##### Provided information

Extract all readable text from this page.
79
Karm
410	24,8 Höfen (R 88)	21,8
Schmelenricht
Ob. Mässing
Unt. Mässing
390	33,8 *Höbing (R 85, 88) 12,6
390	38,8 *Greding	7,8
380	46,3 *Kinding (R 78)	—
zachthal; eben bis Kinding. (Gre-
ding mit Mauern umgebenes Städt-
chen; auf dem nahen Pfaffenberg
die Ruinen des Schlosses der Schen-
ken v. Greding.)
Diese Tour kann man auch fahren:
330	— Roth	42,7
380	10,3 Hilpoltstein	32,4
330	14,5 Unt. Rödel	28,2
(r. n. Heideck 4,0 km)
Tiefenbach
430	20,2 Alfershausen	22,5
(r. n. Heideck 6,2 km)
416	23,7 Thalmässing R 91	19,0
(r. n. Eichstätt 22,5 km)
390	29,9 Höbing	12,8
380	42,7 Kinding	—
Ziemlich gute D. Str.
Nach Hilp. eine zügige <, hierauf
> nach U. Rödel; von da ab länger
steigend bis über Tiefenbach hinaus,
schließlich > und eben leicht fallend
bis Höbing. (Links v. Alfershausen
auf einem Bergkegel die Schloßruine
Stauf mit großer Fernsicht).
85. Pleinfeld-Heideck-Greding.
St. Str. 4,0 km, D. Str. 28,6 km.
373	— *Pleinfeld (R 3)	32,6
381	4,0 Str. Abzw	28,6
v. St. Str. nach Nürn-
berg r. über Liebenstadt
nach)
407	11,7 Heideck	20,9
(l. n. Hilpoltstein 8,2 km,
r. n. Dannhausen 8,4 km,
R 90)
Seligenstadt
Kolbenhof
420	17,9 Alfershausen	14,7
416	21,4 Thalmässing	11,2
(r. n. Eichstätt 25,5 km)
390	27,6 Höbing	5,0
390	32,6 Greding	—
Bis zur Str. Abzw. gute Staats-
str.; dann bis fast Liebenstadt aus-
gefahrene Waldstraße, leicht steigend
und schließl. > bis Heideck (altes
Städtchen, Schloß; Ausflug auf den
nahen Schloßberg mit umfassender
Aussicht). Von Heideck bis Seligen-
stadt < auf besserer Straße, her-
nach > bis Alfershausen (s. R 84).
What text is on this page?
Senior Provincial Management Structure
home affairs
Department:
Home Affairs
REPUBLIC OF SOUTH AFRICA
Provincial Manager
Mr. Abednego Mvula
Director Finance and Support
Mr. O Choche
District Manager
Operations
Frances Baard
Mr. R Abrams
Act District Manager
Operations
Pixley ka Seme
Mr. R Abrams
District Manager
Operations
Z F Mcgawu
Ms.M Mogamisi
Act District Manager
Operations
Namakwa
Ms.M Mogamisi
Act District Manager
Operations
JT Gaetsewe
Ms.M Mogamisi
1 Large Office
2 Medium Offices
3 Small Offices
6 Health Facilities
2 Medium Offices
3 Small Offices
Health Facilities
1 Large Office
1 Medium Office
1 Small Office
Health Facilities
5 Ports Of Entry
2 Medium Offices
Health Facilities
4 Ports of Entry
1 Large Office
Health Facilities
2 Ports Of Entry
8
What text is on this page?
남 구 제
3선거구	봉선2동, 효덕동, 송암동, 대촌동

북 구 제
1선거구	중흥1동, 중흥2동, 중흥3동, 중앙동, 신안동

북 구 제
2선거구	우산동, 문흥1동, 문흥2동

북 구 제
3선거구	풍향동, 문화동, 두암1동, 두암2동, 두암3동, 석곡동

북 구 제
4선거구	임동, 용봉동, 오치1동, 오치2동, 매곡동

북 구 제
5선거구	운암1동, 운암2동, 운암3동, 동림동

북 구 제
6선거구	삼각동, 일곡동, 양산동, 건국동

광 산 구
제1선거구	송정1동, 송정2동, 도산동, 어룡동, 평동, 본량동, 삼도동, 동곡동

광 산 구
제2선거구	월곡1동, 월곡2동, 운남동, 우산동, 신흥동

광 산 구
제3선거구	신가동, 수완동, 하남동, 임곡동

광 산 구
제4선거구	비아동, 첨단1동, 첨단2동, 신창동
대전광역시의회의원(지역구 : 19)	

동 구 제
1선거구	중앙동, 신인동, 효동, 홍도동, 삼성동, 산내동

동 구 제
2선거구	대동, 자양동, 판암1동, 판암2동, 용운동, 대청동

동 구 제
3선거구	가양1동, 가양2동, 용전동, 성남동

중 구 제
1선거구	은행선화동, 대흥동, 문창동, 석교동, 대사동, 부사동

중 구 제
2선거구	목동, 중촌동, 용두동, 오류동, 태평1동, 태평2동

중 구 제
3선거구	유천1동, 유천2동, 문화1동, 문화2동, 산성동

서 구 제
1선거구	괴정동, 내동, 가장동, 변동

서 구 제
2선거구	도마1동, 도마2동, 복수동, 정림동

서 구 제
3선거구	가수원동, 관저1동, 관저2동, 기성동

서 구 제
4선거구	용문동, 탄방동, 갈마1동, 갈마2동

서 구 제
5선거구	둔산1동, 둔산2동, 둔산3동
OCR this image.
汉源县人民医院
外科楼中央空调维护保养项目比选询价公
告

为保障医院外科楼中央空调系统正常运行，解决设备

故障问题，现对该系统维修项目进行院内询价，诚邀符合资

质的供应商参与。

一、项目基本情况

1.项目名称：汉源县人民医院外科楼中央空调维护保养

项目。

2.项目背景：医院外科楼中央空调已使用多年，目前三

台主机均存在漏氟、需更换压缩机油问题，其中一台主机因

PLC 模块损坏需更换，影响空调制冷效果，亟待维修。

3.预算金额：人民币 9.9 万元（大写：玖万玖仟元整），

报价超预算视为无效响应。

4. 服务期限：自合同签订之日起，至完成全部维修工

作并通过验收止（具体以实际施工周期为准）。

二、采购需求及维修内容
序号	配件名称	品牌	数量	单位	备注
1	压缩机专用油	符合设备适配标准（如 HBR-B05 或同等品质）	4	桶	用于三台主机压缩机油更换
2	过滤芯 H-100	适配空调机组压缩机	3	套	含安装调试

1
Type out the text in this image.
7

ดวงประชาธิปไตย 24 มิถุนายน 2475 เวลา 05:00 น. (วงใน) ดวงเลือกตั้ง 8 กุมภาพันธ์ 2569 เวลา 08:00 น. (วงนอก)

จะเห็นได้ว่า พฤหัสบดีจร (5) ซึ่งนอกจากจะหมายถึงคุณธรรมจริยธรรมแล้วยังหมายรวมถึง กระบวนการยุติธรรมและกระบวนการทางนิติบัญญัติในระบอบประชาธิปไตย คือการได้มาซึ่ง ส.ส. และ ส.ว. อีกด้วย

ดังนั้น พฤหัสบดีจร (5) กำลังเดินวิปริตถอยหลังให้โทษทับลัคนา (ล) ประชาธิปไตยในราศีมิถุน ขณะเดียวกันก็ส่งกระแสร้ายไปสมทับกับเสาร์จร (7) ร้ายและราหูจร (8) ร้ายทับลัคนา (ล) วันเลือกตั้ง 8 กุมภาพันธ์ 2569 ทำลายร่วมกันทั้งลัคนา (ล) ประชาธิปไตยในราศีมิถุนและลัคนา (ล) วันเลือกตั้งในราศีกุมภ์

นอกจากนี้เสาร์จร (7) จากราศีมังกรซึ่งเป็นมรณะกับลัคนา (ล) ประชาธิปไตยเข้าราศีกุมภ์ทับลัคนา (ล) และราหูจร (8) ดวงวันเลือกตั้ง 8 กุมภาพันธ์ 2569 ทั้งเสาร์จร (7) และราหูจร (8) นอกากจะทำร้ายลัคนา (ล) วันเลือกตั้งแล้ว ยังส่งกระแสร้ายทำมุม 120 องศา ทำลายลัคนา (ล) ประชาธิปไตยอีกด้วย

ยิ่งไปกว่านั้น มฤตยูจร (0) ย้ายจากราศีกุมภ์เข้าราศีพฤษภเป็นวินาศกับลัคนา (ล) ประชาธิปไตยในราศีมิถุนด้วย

##########

Within the listing above, copy each line that has the string "Tiefenbach".

## Response
Tiefenbach
steigend bis über Tiefenbach hinaus,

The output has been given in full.